[Goal]: Print the records below word for word, but leave out the pictures.

[Records]:

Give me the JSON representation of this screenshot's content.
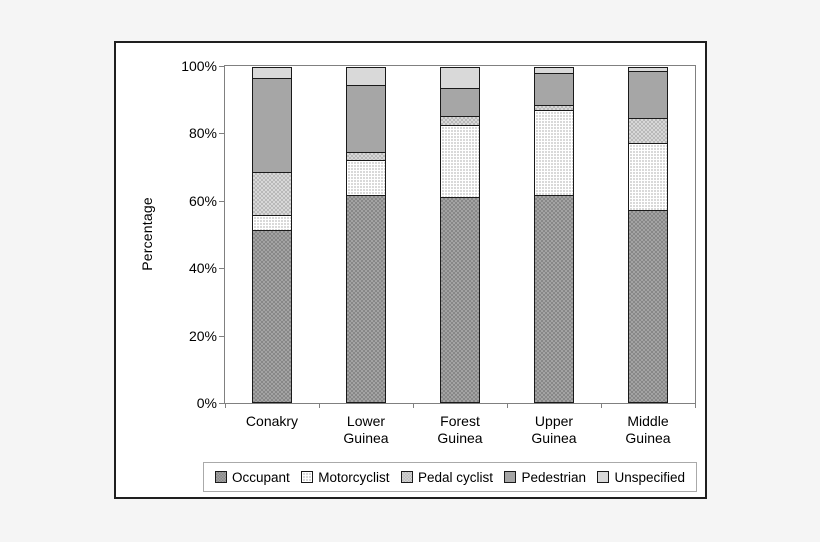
{
  "page": {
    "background_color": "#f5f5f5",
    "chart_background_color": "#ffffff",
    "frame_border_color": "#1f1f1f",
    "axis_color": "#808080",
    "segment_border_color": "#1a1a1a",
    "legend_border_color": "#aaaaaa",
    "text_color": "#000000"
  },
  "chart_data": {
    "type": "bar",
    "stacked": true,
    "title": "",
    "xlabel": "",
    "ylabel": "Percentage",
    "ylim": [
      0,
      100
    ],
    "ytick_labels": [
      "0%",
      "20%",
      "40%",
      "60%",
      "80%",
      "100%"
    ],
    "grid": false,
    "legend_position": "bottom",
    "categories": [
      "Conakry",
      "Lower\nGuinea",
      "Forest\nGuinea",
      "Upper\nGuinea",
      "Middle\nGuinea"
    ],
    "series": [
      {
        "name": "Occupant",
        "values": [
          51.5,
          62.0,
          61.5,
          62.0,
          57.5
        ],
        "pattern": "checker",
        "color": "#878787",
        "color2": "#a3a3a3"
      },
      {
        "name": "Motorcyclist",
        "values": [
          4.5,
          10.5,
          21.5,
          25.5,
          20.0
        ],
        "pattern": "dotgrid",
        "color": "#d9d9d9",
        "color2": "#ffffff"
      },
      {
        "name": "Pedal cyclist",
        "values": [
          13.0,
          2.5,
          2.5,
          1.5,
          7.5
        ],
        "pattern": "checker",
        "color": "#b9b9b9",
        "color2": "#d8d8d8"
      },
      {
        "name": "Pedestrian",
        "values": [
          28.0,
          20.0,
          8.5,
          9.5,
          14.0
        ],
        "pattern": "solid",
        "color": "#a6a6a6",
        "color2": "#a6a6a6"
      },
      {
        "name": "Unspecified",
        "values": [
          3.0,
          5.0,
          6.0,
          1.5,
          1.0
        ],
        "pattern": "solid",
        "color": "#d9d9d9",
        "color2": "#d9d9d9"
      }
    ]
  }
}
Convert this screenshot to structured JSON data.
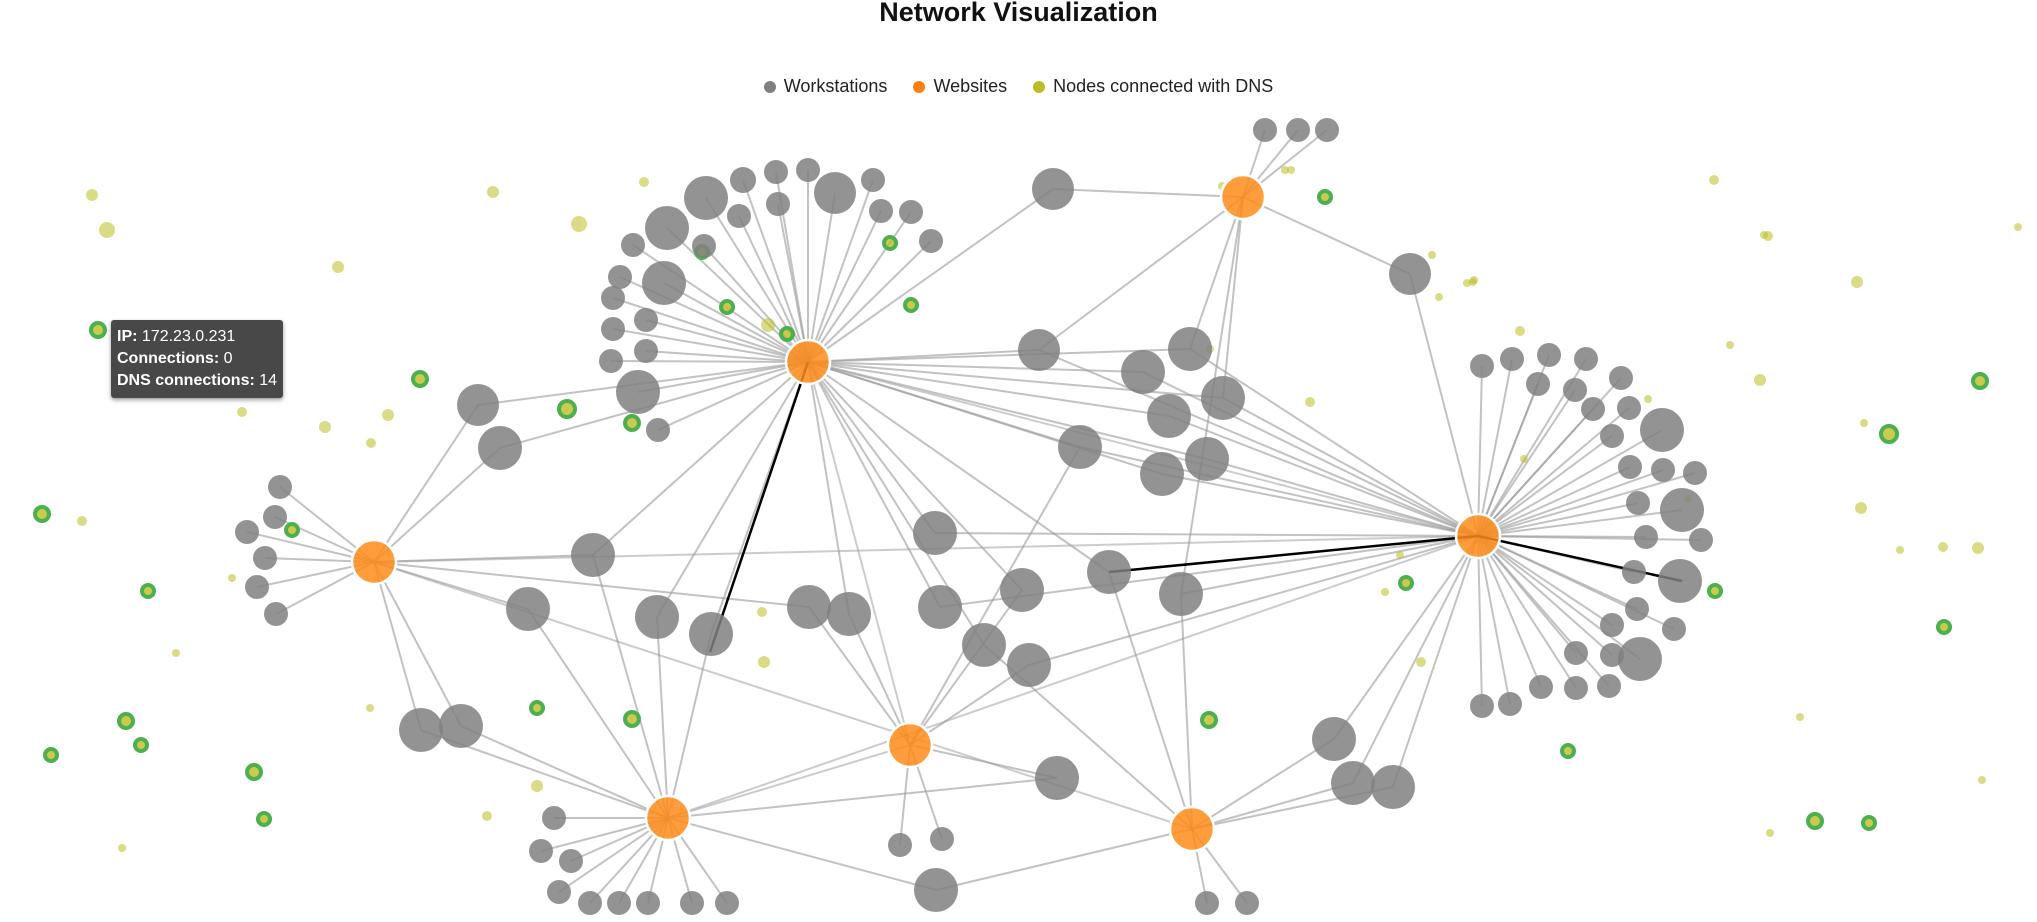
{
  "title": "Network Visualization",
  "legend": [
    {
      "label": "Workstations",
      "color": "#808080"
    },
    {
      "label": "Websites",
      "color": "#ff7f0e"
    },
    {
      "label": "Nodes connected with DNS",
      "color": "#bcbd22"
    }
  ],
  "tooltip": {
    "ip_label": "IP:",
    "ip_value": "172.23.0.231",
    "connections_label": "Connections:",
    "connections_value": "0",
    "dns_label": "DNS connections:",
    "dns_value": "14"
  },
  "colors": {
    "workstation": "#808080",
    "website": "#ff8c1a",
    "dns": "#bcbd22",
    "dns_ring": "#4caf50",
    "link": "#b3b3b3",
    "link_dark": "#000000"
  },
  "graph": {
    "websites": [
      "h1",
      "h2",
      "h3",
      "h4",
      "h5",
      "h6",
      "h7"
    ],
    "workstation_count": 118,
    "dns_node_count": 80,
    "highlighted_link_count": 3
  }
}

[Correct answer]:
Give me the JSON representation of this screenshot's content.
{
  "page": {
    "background_color": "#f5f5f5",
    "chart_background_color": "#ffffff",
    "frame_border_color": "#1f1f1f",
    "axis_color": "#808080",
    "segment_border_color": "#1a1a1a",
    "legend_border_color": "#aaaaaa",
    "text_color": "#000000"
  },
  "chart_data": {
    "type": "bar",
    "stacked": true,
    "title": "",
    "xlabel": "",
    "ylabel": "Percentage",
    "ylim": [
      0,
      100
    ],
    "ytick_labels": [
      "0%",
      "20%",
      "40%",
      "60%",
      "80%",
      "100%"
    ],
    "grid": false,
    "legend_position": "bottom",
    "categories": [
      "Conakry",
      "Lower\nGuinea",
      "Forest\nGuinea",
      "Upper\nGuinea",
      "Middle\nGuinea"
    ],
    "series": [
      {
        "name": "Occupant",
        "values": [
          51.5,
          62.0,
          61.5,
          62.0,
          57.5
        ],
        "pattern": "checker",
        "color": "#878787",
        "color2": "#a3a3a3"
      },
      {
        "name": "Motorcyclist",
        "values": [
          4.5,
          10.5,
          21.5,
          25.5,
          20.0
        ],
        "pattern": "dotgrid",
        "color": "#d9d9d9",
        "color2": "#ffffff"
      },
      {
        "name": "Pedal cyclist",
        "values": [
          13.0,
          2.5,
          2.5,
          1.5,
          7.5
        ],
        "pattern": "checker",
        "color": "#b9b9b9",
        "color2": "#d8d8d8"
      },
      {
        "name": "Pedestrian",
        "values": [
          28.0,
          20.0,
          8.5,
          9.5,
          14.0
        ],
        "pattern": "solid",
        "color": "#a6a6a6",
        "color2": "#a6a6a6"
      },
      {
        "name": "Unspecified",
        "values": [
          3.0,
          5.0,
          6.0,
          1.5,
          1.0
        ],
        "pattern": "solid",
        "color": "#d9d9d9",
        "color2": "#d9d9d9"
      }
    ]
  }
}
Convert this screenshot to structured JSON data.
{
  "title": "Network Visualization",
  "legend": [
    {
      "label": "Workstations",
      "color": "#808080"
    },
    {
      "label": "Websites",
      "color": "#ff7f0e"
    },
    {
      "label": "Nodes connected with DNS",
      "color": "#bcbd22"
    }
  ],
  "tooltip": {
    "ip_label": "IP:",
    "ip_value": "172.23.0.231",
    "connections_label": "Connections:",
    "connections_value": "0",
    "dns_label": "DNS connections:",
    "dns_value": "14"
  },
  "colors": {
    "workstation": "#808080",
    "website": "#ff8c1a",
    "dns": "#bcbd22",
    "dns_ring": "#4caf50",
    "link": "#b3b3b3",
    "link_dark": "#000000"
  },
  "graph": {
    "websites": [
      "h1",
      "h2",
      "h3",
      "h4",
      "h5",
      "h6",
      "h7"
    ],
    "workstation_count": 118,
    "dns_node_count": 80,
    "highlighted_link_count": 3
  }
}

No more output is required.